***** Data shown
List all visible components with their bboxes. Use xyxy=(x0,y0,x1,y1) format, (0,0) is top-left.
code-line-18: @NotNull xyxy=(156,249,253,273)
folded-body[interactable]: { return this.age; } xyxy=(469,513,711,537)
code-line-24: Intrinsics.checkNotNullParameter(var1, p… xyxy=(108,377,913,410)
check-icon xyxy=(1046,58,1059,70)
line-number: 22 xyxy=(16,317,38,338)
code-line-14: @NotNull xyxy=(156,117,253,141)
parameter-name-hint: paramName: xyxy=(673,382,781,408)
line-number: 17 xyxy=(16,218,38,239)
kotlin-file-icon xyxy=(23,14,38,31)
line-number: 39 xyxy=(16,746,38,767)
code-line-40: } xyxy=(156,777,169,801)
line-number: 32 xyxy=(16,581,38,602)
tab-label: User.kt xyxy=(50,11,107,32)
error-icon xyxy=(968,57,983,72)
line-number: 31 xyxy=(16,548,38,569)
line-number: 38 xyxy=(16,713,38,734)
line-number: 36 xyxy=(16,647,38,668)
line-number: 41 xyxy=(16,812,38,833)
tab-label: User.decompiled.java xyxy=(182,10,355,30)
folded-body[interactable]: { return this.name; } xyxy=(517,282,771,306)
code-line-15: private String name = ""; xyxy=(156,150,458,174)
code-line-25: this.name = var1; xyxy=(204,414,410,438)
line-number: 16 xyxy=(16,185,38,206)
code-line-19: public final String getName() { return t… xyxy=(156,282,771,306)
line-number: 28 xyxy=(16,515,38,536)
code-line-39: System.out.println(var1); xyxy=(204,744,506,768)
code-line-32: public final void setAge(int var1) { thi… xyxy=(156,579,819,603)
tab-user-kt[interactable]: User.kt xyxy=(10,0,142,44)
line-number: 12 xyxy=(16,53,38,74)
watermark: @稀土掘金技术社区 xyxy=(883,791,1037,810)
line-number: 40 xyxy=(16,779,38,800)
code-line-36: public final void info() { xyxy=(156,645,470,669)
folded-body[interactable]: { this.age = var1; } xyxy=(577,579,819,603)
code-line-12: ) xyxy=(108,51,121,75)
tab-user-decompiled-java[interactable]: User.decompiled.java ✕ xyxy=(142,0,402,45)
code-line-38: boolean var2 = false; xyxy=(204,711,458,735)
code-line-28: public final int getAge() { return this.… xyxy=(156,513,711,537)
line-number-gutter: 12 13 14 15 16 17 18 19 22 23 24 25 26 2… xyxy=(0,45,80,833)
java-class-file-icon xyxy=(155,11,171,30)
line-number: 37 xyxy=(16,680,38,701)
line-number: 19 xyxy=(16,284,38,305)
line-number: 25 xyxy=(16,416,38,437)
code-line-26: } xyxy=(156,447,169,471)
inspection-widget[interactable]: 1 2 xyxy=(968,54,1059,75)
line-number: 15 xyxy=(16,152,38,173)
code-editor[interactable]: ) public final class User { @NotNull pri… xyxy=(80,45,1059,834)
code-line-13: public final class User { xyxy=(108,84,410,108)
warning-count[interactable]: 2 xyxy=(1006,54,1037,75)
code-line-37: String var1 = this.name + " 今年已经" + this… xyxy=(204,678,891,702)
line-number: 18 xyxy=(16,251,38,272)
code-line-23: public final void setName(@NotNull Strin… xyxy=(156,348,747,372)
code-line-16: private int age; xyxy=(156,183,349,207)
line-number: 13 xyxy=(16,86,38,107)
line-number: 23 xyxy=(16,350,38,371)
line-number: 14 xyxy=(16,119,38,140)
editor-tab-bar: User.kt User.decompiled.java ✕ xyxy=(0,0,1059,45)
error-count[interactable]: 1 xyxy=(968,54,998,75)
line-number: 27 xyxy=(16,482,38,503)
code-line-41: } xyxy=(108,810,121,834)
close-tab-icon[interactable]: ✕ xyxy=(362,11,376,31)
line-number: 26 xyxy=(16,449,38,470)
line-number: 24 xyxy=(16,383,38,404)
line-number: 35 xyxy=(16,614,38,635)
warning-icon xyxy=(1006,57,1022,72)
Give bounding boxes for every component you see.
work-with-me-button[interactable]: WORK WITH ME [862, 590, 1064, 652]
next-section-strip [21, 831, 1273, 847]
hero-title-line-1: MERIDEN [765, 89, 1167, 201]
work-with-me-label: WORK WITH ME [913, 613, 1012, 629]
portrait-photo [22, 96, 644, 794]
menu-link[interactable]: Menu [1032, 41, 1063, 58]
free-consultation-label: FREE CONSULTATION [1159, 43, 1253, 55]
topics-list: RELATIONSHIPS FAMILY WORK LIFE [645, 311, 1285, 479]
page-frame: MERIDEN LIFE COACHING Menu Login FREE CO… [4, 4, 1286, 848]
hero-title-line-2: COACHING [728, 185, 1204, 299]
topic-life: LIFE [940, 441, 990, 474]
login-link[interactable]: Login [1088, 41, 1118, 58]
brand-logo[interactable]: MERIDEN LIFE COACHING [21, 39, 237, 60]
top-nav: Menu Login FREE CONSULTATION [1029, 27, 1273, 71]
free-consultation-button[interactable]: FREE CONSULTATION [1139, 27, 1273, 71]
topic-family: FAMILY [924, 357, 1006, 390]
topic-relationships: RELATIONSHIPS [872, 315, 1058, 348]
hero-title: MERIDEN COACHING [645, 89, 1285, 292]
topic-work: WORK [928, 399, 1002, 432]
**********
## Request
Reproduce every entry above line for line, without changing a single character.

## Solution to this exercise
List all visible components with their bboxes. Use xyxy=(x0,y0,x1,y1) format, (0,0) is top-left.
code-line-18: @NotNull xyxy=(156,249,253,273)
folded-body[interactable]: { return this.age; } xyxy=(469,513,711,537)
code-line-24: Intrinsics.checkNotNullParameter(var1, p… xyxy=(108,377,913,410)
check-icon xyxy=(1046,58,1059,70)
line-number: 22 xyxy=(16,317,38,338)
code-line-14: @NotNull xyxy=(156,117,253,141)
parameter-name-hint: paramName: xyxy=(673,382,781,408)
line-number: 17 xyxy=(16,218,38,239)
kotlin-file-icon xyxy=(23,14,38,31)
line-number: 39 xyxy=(16,746,38,767)
code-line-40: } xyxy=(156,777,169,801)
line-number: 32 xyxy=(16,581,38,602)
tab-label: User.kt xyxy=(50,11,107,32)
error-icon xyxy=(968,57,983,72)
line-number: 31 xyxy=(16,548,38,569)
line-number: 38 xyxy=(16,713,38,734)
line-number: 36 xyxy=(16,647,38,668)
line-number: 41 xyxy=(16,812,38,833)
tab-label: User.decompiled.java xyxy=(182,10,355,30)
folded-body[interactable]: { return this.name; } xyxy=(517,282,771,306)
code-line-15: private String name = ""; xyxy=(156,150,458,174)
code-line-25: this.name = var1; xyxy=(204,414,410,438)
line-number: 16 xyxy=(16,185,38,206)
code-line-19: public final String getName() { return t… xyxy=(156,282,771,306)
line-number: 28 xyxy=(16,515,38,536)
code-line-39: System.out.println(var1); xyxy=(204,744,506,768)
code-line-32: public final void setAge(int var1) { thi… xyxy=(156,579,819,603)
tab-user-kt[interactable]: User.kt xyxy=(10,0,142,44)
line-number: 12 xyxy=(16,53,38,74)
watermark: @稀土掘金技术社区 xyxy=(883,791,1037,810)
line-number: 40 xyxy=(16,779,38,800)
code-line-36: public final void info() { xyxy=(156,645,470,669)
folded-body[interactable]: { this.age = var1; } xyxy=(577,579,819,603)
code-line-12: ) xyxy=(108,51,121,75)
tab-user-decompiled-java[interactable]: User.decompiled.java ✕ xyxy=(142,0,402,45)
code-line-38: boolean var2 = false; xyxy=(204,711,458,735)
code-line-28: public final int getAge() { return this.… xyxy=(156,513,711,537)
line-number-gutter: 12 13 14 15 16 17 18 19 22 23 24 25 26 2… xyxy=(0,45,80,833)
java-class-file-icon xyxy=(155,11,171,30)
line-number: 37 xyxy=(16,680,38,701)
line-number: 19 xyxy=(16,284,38,305)
line-number: 25 xyxy=(16,416,38,437)
code-line-26: } xyxy=(156,447,169,471)
inspection-widget[interactable]: 1 2 xyxy=(968,54,1059,75)
line-number: 15 xyxy=(16,152,38,173)
code-editor[interactable]: ) public final class User { @NotNull pri… xyxy=(80,45,1059,834)
code-line-13: public final class User { xyxy=(108,84,410,108)
warning-count[interactable]: 2 xyxy=(1006,54,1037,75)
code-line-37: String var1 = this.name + " 今年已经" + this… xyxy=(204,678,891,702)
line-number: 18 xyxy=(16,251,38,272)
code-line-23: public final void setName(@NotNull Strin… xyxy=(156,348,747,372)
code-line-16: private int age; xyxy=(156,183,349,207)
line-number: 13 xyxy=(16,86,38,107)
line-number: 23 xyxy=(16,350,38,371)
line-number: 14 xyxy=(16,119,38,140)
editor-tab-bar: User.kt User.decompiled.java ✕ xyxy=(0,0,1059,45)
error-count[interactable]: 1 xyxy=(968,54,998,75)
line-number: 27 xyxy=(16,482,38,503)
code-line-41: } xyxy=(108,810,121,834)
close-tab-icon[interactable]: ✕ xyxy=(362,11,376,31)
line-number: 26 xyxy=(16,449,38,470)
line-number: 24 xyxy=(16,383,38,404)
line-number: 35 xyxy=(16,614,38,635)
warning-icon xyxy=(1006,57,1022,72)
Give bounding boxes for every component you see.
work-with-me-button[interactable]: WORK WITH ME [862, 590, 1064, 652]
next-section-strip [21, 831, 1273, 847]
hero-title-line-1: MERIDEN [765, 89, 1167, 201]
work-with-me-label: WORK WITH ME [913, 613, 1012, 629]
portrait-photo [22, 96, 644, 794]
menu-link[interactable]: Menu [1032, 41, 1063, 58]
free-consultation-label: FREE CONSULTATION [1159, 43, 1253, 55]
topics-list: RELATIONSHIPS FAMILY WORK LIFE [645, 311, 1285, 479]
page-frame: MERIDEN LIFE COACHING Menu Login FREE CO… [4, 4, 1286, 848]
hero-title-line-2: COACHING [728, 185, 1204, 299]
topic-life: LIFE [940, 441, 990, 474]
login-link[interactable]: Login [1088, 41, 1118, 58]
brand-logo[interactable]: MERIDEN LIFE COACHING [21, 39, 237, 60]
top-nav: Menu Login FREE CONSULTATION [1029, 27, 1273, 71]
free-consultation-button[interactable]: FREE CONSULTATION [1139, 27, 1273, 71]
topic-family: FAMILY [924, 357, 1006, 390]
topic-relationships: RELATIONSHIPS [872, 315, 1058, 348]
hero-title: MERIDEN COACHING [645, 89, 1285, 292]
topic-work: WORK [928, 399, 1002, 432]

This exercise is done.